::: DATA FOR THIS TASK

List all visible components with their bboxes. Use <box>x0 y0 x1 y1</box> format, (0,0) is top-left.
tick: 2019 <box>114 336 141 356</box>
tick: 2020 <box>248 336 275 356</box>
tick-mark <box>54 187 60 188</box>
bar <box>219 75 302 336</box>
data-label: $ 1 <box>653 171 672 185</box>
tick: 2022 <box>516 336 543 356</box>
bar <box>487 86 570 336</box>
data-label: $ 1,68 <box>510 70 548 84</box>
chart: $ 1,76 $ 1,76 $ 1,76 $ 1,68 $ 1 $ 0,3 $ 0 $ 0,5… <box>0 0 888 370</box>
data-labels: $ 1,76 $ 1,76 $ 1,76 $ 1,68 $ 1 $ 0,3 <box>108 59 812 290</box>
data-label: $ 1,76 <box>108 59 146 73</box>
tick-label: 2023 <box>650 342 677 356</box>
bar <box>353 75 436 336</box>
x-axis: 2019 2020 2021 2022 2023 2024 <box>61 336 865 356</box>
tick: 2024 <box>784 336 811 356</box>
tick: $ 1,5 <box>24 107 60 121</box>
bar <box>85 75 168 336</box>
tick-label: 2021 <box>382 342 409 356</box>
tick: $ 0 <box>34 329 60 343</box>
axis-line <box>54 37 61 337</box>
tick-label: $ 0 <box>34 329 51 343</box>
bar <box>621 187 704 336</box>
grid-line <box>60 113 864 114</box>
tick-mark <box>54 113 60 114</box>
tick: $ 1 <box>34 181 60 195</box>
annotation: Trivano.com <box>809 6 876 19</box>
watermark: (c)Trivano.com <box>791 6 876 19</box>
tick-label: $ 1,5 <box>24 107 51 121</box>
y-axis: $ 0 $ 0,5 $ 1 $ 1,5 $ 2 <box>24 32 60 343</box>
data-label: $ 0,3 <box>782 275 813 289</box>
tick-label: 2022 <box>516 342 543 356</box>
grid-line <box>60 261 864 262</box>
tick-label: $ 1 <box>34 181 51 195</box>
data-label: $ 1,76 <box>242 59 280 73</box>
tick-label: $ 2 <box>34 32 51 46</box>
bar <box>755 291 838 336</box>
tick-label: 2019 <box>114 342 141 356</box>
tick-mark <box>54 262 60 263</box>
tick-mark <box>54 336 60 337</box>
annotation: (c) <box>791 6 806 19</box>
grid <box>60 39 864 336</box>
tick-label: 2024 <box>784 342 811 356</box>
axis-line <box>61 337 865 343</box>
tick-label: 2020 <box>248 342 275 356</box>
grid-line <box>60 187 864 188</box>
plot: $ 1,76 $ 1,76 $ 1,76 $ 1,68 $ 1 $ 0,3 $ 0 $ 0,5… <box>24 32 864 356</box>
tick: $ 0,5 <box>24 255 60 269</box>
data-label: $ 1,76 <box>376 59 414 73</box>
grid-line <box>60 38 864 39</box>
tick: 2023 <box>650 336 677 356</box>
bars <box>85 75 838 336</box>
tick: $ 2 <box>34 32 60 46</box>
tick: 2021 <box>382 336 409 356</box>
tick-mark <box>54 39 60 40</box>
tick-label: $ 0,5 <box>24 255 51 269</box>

::::::

_PROBLEM_
Rewrite the lines from the first one through the line containing "chart: $ 1,76", changing "bar" to "column" and leaving everything else as it is; give only those lines.

_WRITTEN REPLY_
List all visible components with their bboxes. Use <box>x0 y0 x1 y1</box> format, (0,0) is top-left.
tick: 2019 <box>114 336 141 356</box>
tick: 2020 <box>248 336 275 356</box>
tick-mark <box>54 187 60 188</box>
column <box>219 75 302 336</box>
data-label: $ 1 <box>653 171 672 185</box>
tick: 2022 <box>516 336 543 356</box>
column <box>487 86 570 336</box>
data-label: $ 1,68 <box>510 70 548 84</box>
chart: $ 1,76 $ 1,76 $ 1,76 $ 1,68 $ 1 $ 0,3 $ 0 $ 0,5… <box>0 0 888 370</box>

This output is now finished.